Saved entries
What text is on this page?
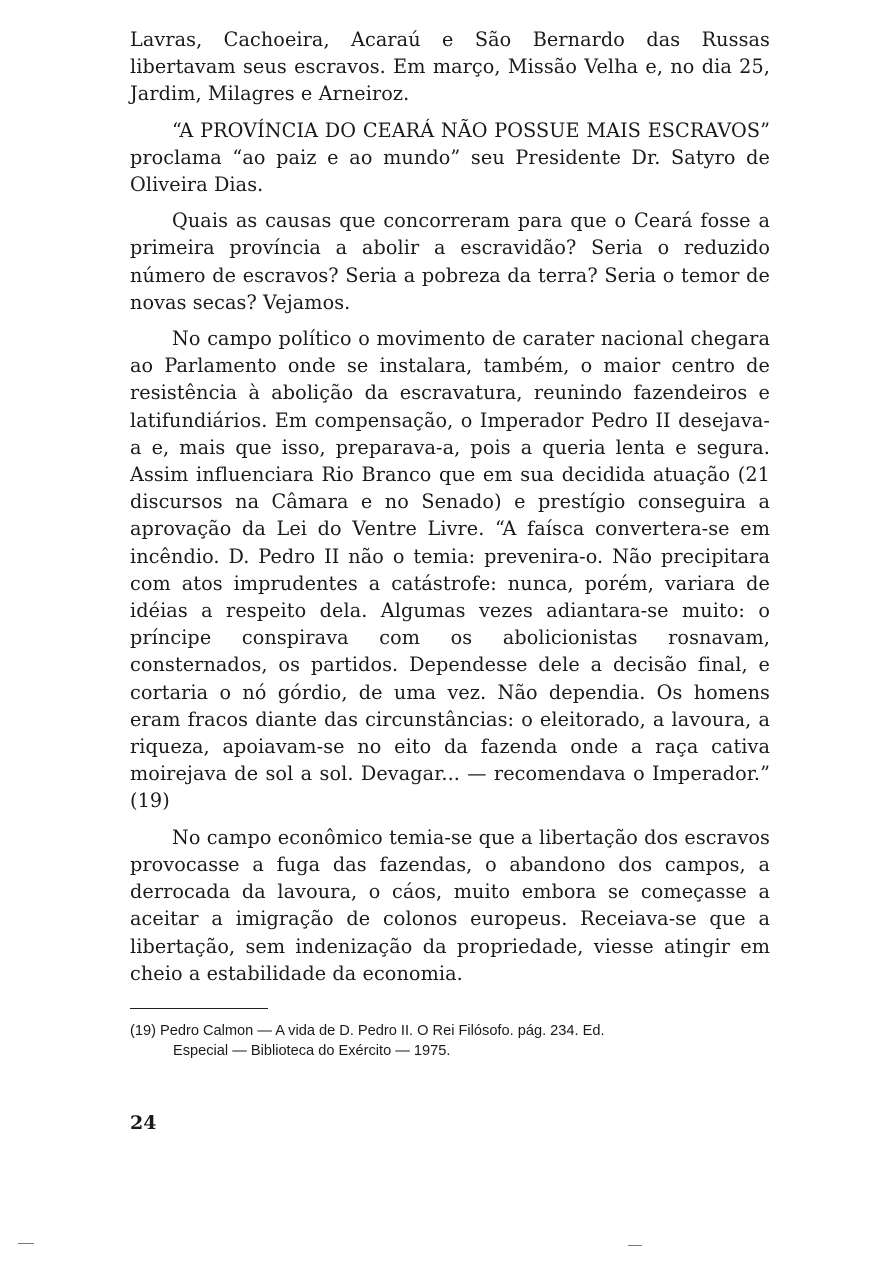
Lavras, Cachoeira, Acaraú e São Bernardo das Russas libertavam seus escravos. Em março, Missão Velha e, no dia 25, Jardim, Milagres e Arneiroz.

“A PROVÍNCIA DO CEARÁ NÃO POSSUE MAIS ESCRAVOS” proclama “ao paiz e ao mundo” seu Presidente Dr. Satyro de Oliveira Dias.

Quais as causas que concorreram para que o Ceará fosse a primeira província a abolir a escravidão? Seria o reduzido número de escravos? Seria a pobreza da terra? Seria o temor de novas secas? Vejamos.

No campo político o movimento de carater nacional chegara ao Parlamento onde se instalara, também, o maior centro de resistência à abolição da escravatura, reunindo fazendeiros e latifundiários. Em compensação, o Imperador Pedro II desejava-a e, mais que isso, preparava-a, pois a queria lenta e segura. Assim influenciara Rio Branco que em sua decidida atuação (21 discursos na Câmara e no Senado) e prestígio conseguira a aprovação da Lei do Ventre Livre. “A faísca convertera-se em incêndio. D. Pedro II não o temia: prevenira-o. Não precipitara com atos imprudentes a catástrofe: nunca, porém, variara de idéias a respeito dela. Algumas vezes adiantara-se muito: o príncipe conspirava com os abolicionistas rosnavam, consternados, os partidos. Dependesse dele a decisão final, e cortaria o nó górdio, de uma vez. Não dependia. Os homens eram fracos diante das circunstâncias: o eleitorado, a lavoura, a riqueza, apoiavam-se no eito da fazenda onde a raça cativa moirejava de sol a sol. Devagar... — recomendava o Imperador.” (19)

No campo econômico temia-se que a libertação dos escravos provocasse a fuga das fazendas, o abandono dos campos, a derrocada da lavoura, o cáos, muito embora se começasse a aceitar a imigração de colonos europeus. Receiava-se que a libertação, sem indenização da propriedade, viesse atingir em cheio a estabilidade da economia.

(19) Pedro Calmon — A vida de D. Pedro II. O Rei Filósofo. pág. 234. Ed.
Especial — Biblioteca do Exército — 1975.

24
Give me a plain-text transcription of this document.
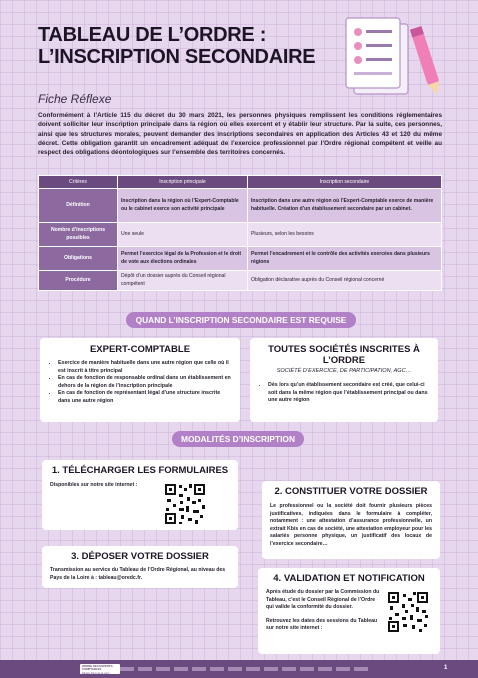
TABLEAU DE L’ORDRE :
L’INSCRIPTION SECONDAIRE
Fiche Réflexe
Conformément à l’Article 115 du décret du 30 mars 2021, les personnes physiques remplissent les conditions réglementaires doivent solliciter leur inscription principale dans la région où elles exercent et y établir leur structure. Par la suite, ces personnes, ainsi que les structures morales, peuvent demander des inscriptions secondaires en application des Articles 43 et 120 du même décret. Cette obligation garantit un encadrement adéquat de l’exercice professionnel par l’Ordre régional compétent et veille au respect des obligations déontologiques sur l’ensemble des territoires concernés.
Critères	Inscription principale	Inscription secondaire
Définition	Inscription dans la région où l’Expert-Comptable ou le cabinet exerce son activité principale	Inscription dans une autre région où l’Expert-Comptable exerce de manière habituelle. Création d’un établissement secondaire par un cabinet.
Nombre d’inscriptions possibles	Une seule	Plusieurs, selon les besoins
Obligations	Permet l’exercice légal de la Profession et le droit de vote aux élections ordinales	Permet l’encadrement et le contrôle des activités exercées dans plusieurs régions
Procédure	Dépôt d’un dossier auprès du Conseil régional compétent	Obligation déclarative auprès du Conseil régional concerné
QUAND L’INSCRIPTION SECONDAIRE EST REQUISE
EXPERT-COMPTABLE
• Exercice de manière habituelle dans une autre région que celle où il est inscrit à titre principal
• En cas de fonction de responsable ordinal dans un établissement en dehors de la région de l’inscription principale
• En cas de fonction de représentant légal d’une structure inscrite dans une autre région
TOUTES SOCIÉTÉS INSCRITES À L’ORDRE
SOCIÉTÉ D’EXERCICE, DE PARTICIPATION, AGC…
• Dès lors qu’un établissement secondaire est créé, que celui-ci soit dans la même région que l’établissement principal ou dans une autre région
MODALITÉS D’INSCRIPTION
1. TÉLÉCHARGER LES FORMULAIRES

Disponibles sur notre site internet :

2. CONSTITUER VOTRE DOSSIER

Le professionnel ou la société doit fournir plusieurs pièces justificatives, indiquées dans le formulaire à compléter, notamment : une attestation d’assurance professionnelle, un extrait Kbis en cas de société, une attestation employeur pour les salariés personne physique, un justificatif des locaux de l’exercice secondaire…

3. DÉPOSER VOTRE DOSSIER

Transmission au service du Tableau de l’Ordre Régional, au niveau des Pays de la Loire à : tableau@oredc.fr.	4. VALIDATION ET NOTIFICATION

Après étude du dossier par la Commission du Tableau, c’est le Conseil Régional de l’Ordre qui valide la conformité du dossier.

Retrouvez les dates des sessions du Tableau sur notre site internet :

ORDRE DES EXPERTS-COMPTABLES
Région Pays de la Loire
1
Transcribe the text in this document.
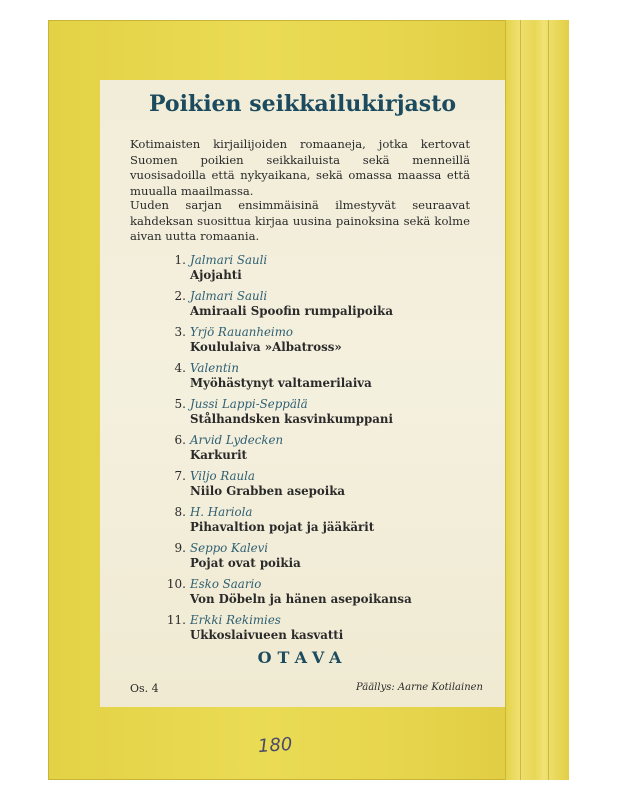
Poikien seikkailukirjasto

Kotimaisten kirjailijoiden romaaneja, jotka kertovat Suomen poikien seikkailuista sekä menneillä vuosisadoilla että nykyaikana, sekä omassa maassa että muualla maailmassa.

Uuden sarjan ensimmäisinä ilmestyvät seuraavat kahdeksan suosittua kirjaa uusina painoksina sekä kolme aivan uutta romaania.

1. Jalmari Sauli
Ajojahti
2. Jalmari Sauli
Amiraali Spoofin rumpalipoika
3. Yrjö Rauanheimo
Koululaiva »Albatross»
4. Valentin
Myöhästynyt valtamerilaiva
5. Jussi Lappi-Seppälä
Stålhandsken kasvinkumppani
6. Arvid Lydecken
Karkurit
7. Viljo Raula
Niilo Grabben asepoika
8. H. Hariola
Pihavaltion pojat ja jääkärit
9. Seppo Kalevi
Pojat ovat poikia
10. Esko Saario
Von Döbeln ja hänen asepoikansa
11. Erkki Rekimies
Ukkoslaivueen kasvatti
OTAVA
Os. 4	Päällys: Aarne Kotilainen
180
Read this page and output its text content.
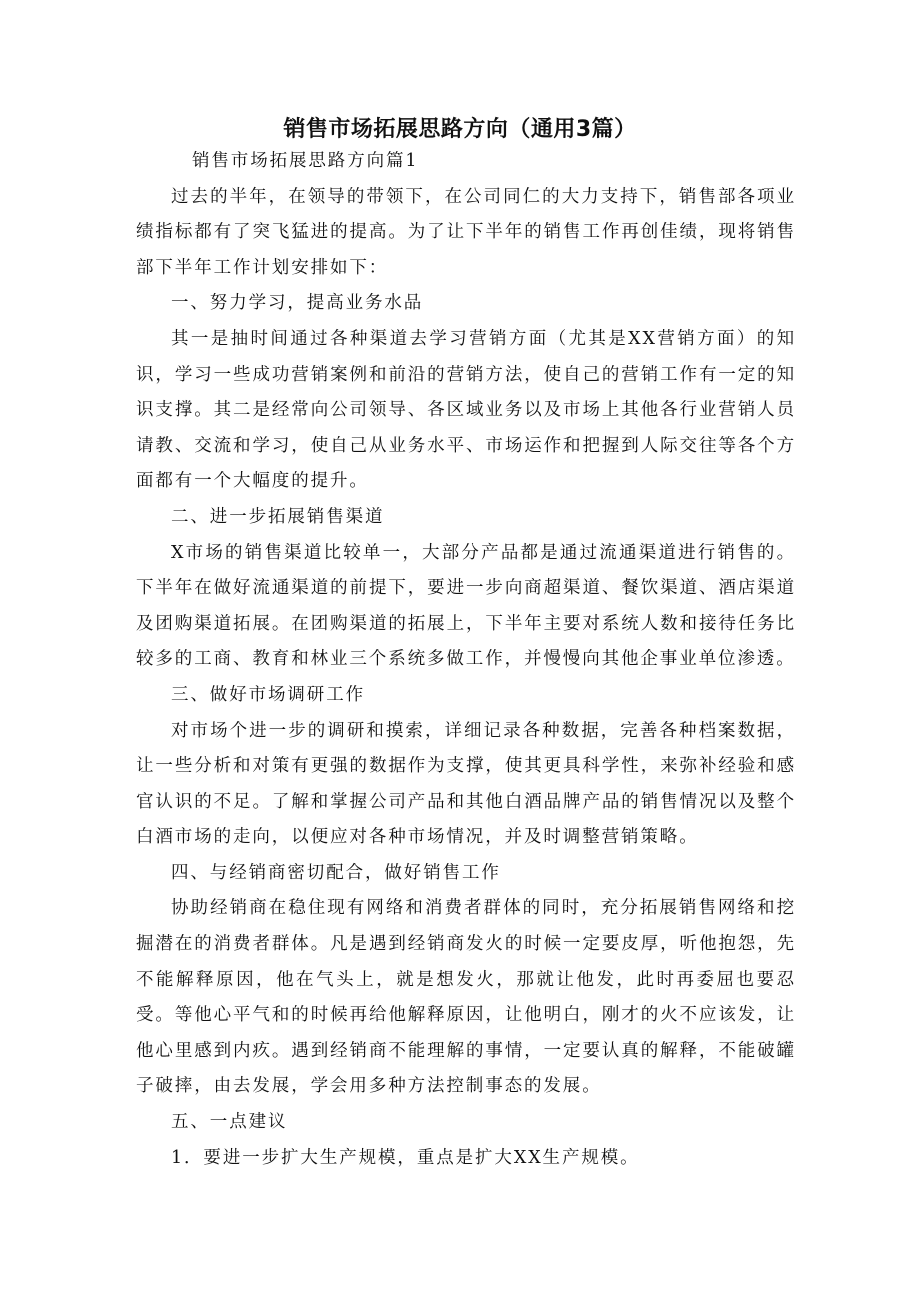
销售市场拓展思路方向（通用3篇）

销售市场拓展思路方向篇1

过去的半年，在领导的带领下，在公司同仁的大力支持下，销售部各项业绩指标都有了突飞猛进的提高。为了让下半年的销售工作再创佳绩，现将销售部下半年工作计划安排如下：

一、努力学习，提高业务水品

其一是抽时间通过各种渠道去学习营销方面（尤其是XX营销方面）的知识，学习一些成功营销案例和前沿的营销方法，使自己的营销工作有一定的知识支撑。其二是经常向公司领导、各区域业务以及市场上其他各行业营销人员请教、交流和学习，使自己从业务水平、市场运作和把握到人际交往等各个方面都有一个大幅度的提升。

二、进一步拓展销售渠道

X市场的销售渠道比较单一，大部分产品都是通过流通渠道进行销售的。下半年在做好流通渠道的前提下，要进一步向商超渠道、餐饮渠道、酒店渠道及团购渠道拓展。在团购渠道的拓展上，下半年主要对系统人数和接待任务比较多的工商、教育和林业三个系统多做工作，并慢慢向其他企事业单位渗透。

三、做好市场调研工作

对市场个进一步的调研和摸索，详细记录各种数据，完善各种档案数据，让一些分析和对策有更强的数据作为支撑，使其更具科学性，来弥补经验和感官认识的不足。了解和掌握公司产品和其他白酒品牌产品的销售情况以及整个白酒市场的走向，以便应对各种市场情况，并及时调整营销策略。

四、与经销商密切配合，做好销售工作

协助经销商在稳住现有网络和消费者群体的同时，充分拓展销售网络和挖掘潜在的消费者群体。凡是遇到经销商发火的时候一定要皮厚，听他抱怨，先不能解释原因，他在气头上，就是想发火，那就让他发，此时再委屈也要忍受。等他心平气和的时候再给他解释原因，让他明白，刚才的火不应该发，让他心里感到内疚。遇到经销商不能理解的事情，一定要认真的解释，不能破罐子破摔，由去发展，学会用多种方法控制事态的发展。

五、一点建议

1．要进一步扩大生产规模，重点是扩大XX生产规模。
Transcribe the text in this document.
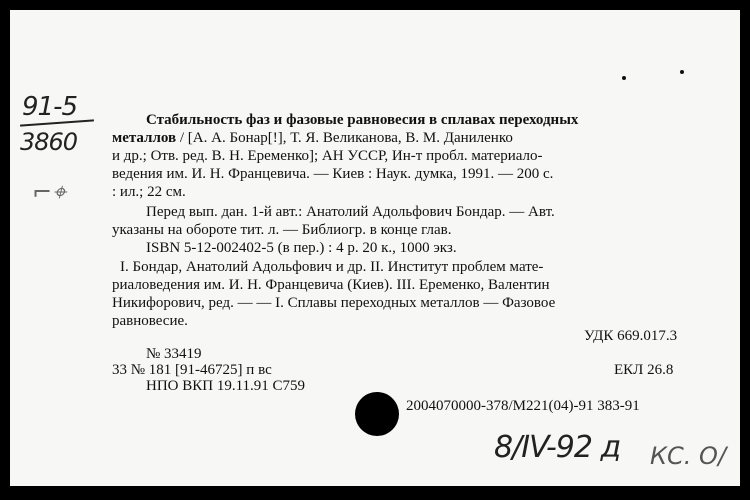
91-5
3860
⌐⌖
Стабильность фаз и фазовые равновесия в сплавах переходных
металлов / [А. А. Бонар[!], Т. Я. Великанова, В. М. Даниленко
и др.; Отв. ред. В. Н. Еременко]; АН УССР, Ин-т пробл. материало-
ведения им. И. Н. Францевича. — Киев : Наук. думка, 1991. — 200 с.
: ил.; 22 см.
Перед вып. дан. 1-й авт.: Анатолий Адольфович Бондар. — Авт.
указаны на обороте тит. л. — Библиогр. в конце глав.
ISBN 5-12-002402-5 (в пер.) : 4 р. 20 к., 1000 экз.
I. Бондар, Анатолий Адольфович и др. II. Институт проблем мате-
риаловедения им. И. Н. Францевича (Киев). III. Еременко, Валентин
Никифорович, ред. — — I. Сплавы переходных металлов — Фазовое
равновесие.
УДК 669.017.3
№ 33419
33 № 181 [91-46725] п вс	ЕКЛ 26.8
НПО ВКП 19.11.91 С759
2004070000-378/M221(04)-91 383-91
8/IV-92 д КС. О/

* Your goal:
Every line in the data above that contains "переходных" needs to be copied.

* Result of this task:
Стабильность фаз и фазовые равновесия в сплавах переходных
Никифорович, ред. — — I. Сплавы переходных металлов — Фазовое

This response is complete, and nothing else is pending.